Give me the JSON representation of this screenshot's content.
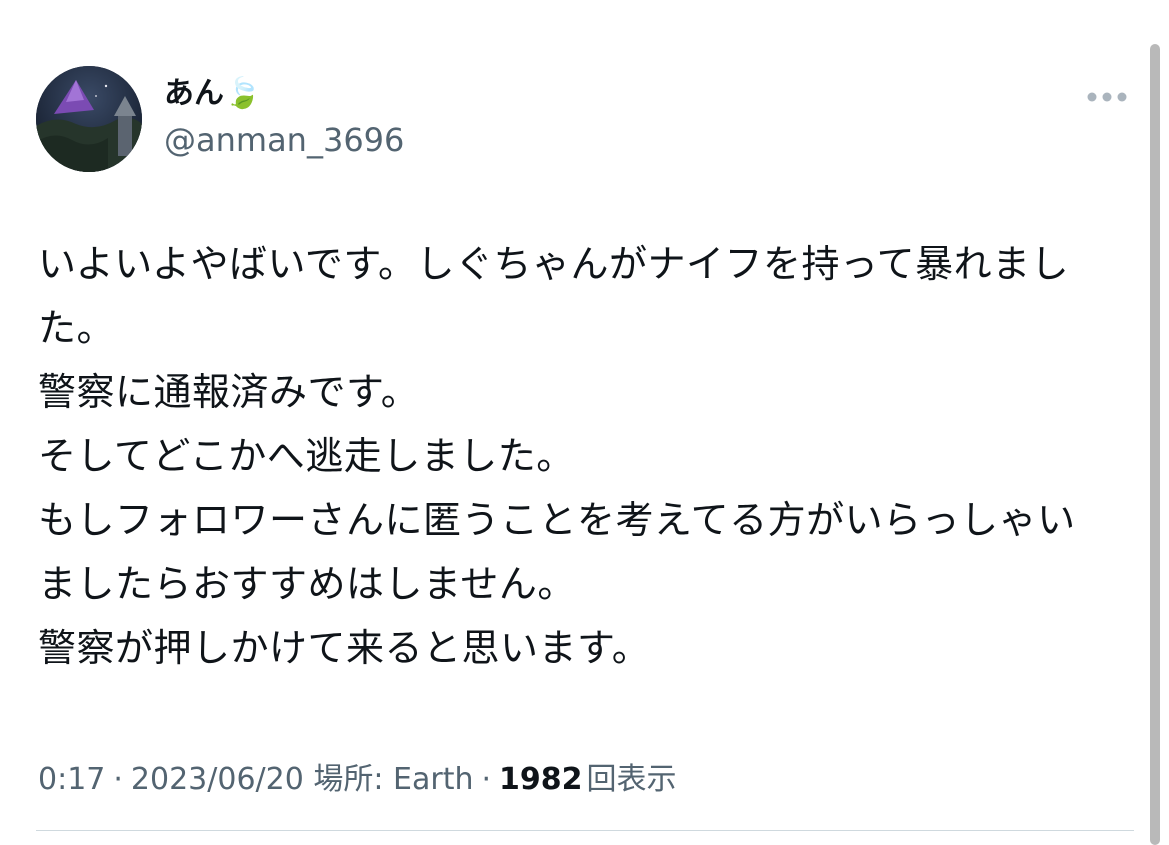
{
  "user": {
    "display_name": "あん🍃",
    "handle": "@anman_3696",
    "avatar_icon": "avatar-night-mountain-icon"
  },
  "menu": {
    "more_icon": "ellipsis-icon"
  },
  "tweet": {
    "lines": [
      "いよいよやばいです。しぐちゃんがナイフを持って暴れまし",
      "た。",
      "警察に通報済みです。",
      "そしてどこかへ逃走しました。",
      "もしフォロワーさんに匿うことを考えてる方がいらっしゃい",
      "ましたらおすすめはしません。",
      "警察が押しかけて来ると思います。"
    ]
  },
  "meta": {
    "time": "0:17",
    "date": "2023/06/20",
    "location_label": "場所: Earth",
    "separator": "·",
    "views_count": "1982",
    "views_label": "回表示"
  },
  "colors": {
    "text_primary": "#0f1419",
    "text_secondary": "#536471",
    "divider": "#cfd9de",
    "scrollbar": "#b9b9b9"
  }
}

■ ■ ■ ■

What to do:
Copy the records exactly as they appear, excluding images.

Final result:
Give me the JSON representation of this screenshot's content.
{
  "user": {
    "display_name": "あん🍃",
    "handle": "@anman_3696",
    "avatar_icon": "avatar-night-mountain-icon"
  },
  "menu": {
    "more_icon": "ellipsis-icon"
  },
  "tweet": {
    "lines": [
      "いよいよやばいです。しぐちゃんがナイフを持って暴れまし",
      "た。",
      "警察に通報済みです。",
      "そしてどこかへ逃走しました。",
      "もしフォロワーさんに匿うことを考えてる方がいらっしゃい",
      "ましたらおすすめはしません。",
      "警察が押しかけて来ると思います。"
    ]
  },
  "meta": {
    "time": "0:17",
    "date": "2023/06/20",
    "location_label": "場所: Earth",
    "separator": "·",
    "views_count": "1982",
    "views_label": "回表示"
  },
  "colors": {
    "text_primary": "#0f1419",
    "text_secondary": "#536471",
    "divider": "#cfd9de",
    "scrollbar": "#b9b9b9"
  }
}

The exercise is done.